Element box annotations
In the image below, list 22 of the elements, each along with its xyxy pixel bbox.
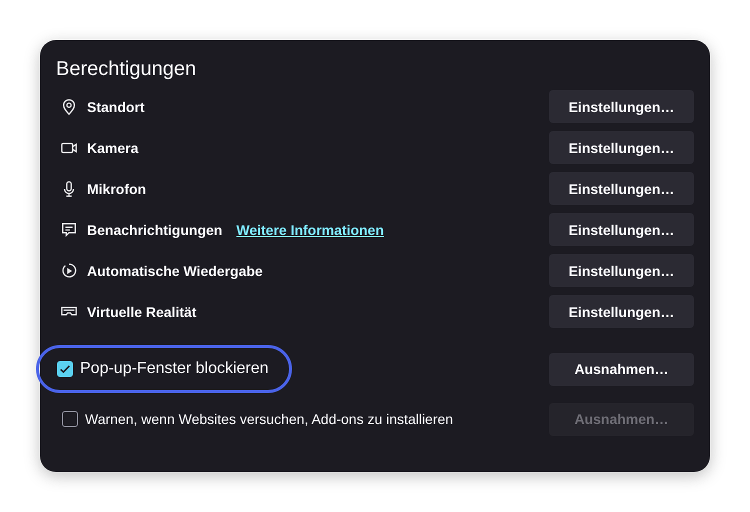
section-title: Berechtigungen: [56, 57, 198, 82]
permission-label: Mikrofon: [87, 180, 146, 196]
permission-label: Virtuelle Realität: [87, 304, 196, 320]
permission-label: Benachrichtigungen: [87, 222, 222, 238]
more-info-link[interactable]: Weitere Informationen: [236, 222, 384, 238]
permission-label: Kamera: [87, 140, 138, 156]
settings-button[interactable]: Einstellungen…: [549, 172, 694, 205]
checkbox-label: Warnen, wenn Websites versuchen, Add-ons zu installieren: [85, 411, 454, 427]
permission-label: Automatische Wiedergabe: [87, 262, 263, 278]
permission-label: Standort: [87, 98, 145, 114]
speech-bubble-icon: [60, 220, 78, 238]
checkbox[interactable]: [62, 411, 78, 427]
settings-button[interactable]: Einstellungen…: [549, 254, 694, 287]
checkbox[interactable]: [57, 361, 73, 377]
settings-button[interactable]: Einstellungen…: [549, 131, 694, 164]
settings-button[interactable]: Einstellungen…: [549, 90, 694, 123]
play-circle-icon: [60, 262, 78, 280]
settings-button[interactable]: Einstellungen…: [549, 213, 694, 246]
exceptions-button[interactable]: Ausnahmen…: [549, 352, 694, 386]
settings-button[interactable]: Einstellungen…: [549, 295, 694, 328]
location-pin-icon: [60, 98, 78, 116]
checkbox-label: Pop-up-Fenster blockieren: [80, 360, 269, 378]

Directions: Can you write out all of the data above again word for word, leaving out the picture?

Full solution:
In the image below, list 22 of the elements, each along with its xyxy pixel bbox.
section-title: Berechtigungen: [56, 57, 198, 82]
permission-label: Mikrofon: [87, 180, 146, 196]
permission-label: Virtuelle Realität: [87, 304, 196, 320]
permission-label: Benachrichtigungen: [87, 222, 222, 238]
more-info-link[interactable]: Weitere Informationen: [236, 222, 384, 238]
permission-label: Kamera: [87, 140, 138, 156]
settings-button[interactable]: Einstellungen…: [549, 172, 694, 205]
checkbox-label: Warnen, wenn Websites versuchen, Add-ons zu installieren: [85, 411, 454, 427]
permission-label: Automatische Wiedergabe: [87, 262, 263, 278]
permission-label: Standort: [87, 98, 145, 114]
speech-bubble-icon: [60, 220, 78, 238]
checkbox[interactable]: [62, 411, 78, 427]
settings-button[interactable]: Einstellungen…: [549, 254, 694, 287]
checkbox[interactable]: [57, 361, 73, 377]
settings-button[interactable]: Einstellungen…: [549, 131, 694, 164]
settings-button[interactable]: Einstellungen…: [549, 90, 694, 123]
play-circle-icon: [60, 262, 78, 280]
settings-button[interactable]: Einstellungen…: [549, 213, 694, 246]
exceptions-button[interactable]: Ausnahmen…: [549, 352, 694, 386]
settings-button[interactable]: Einstellungen…: [549, 295, 694, 328]
location-pin-icon: [60, 98, 78, 116]
checkbox-label: Pop-up-Fenster blockieren: [80, 360, 269, 378]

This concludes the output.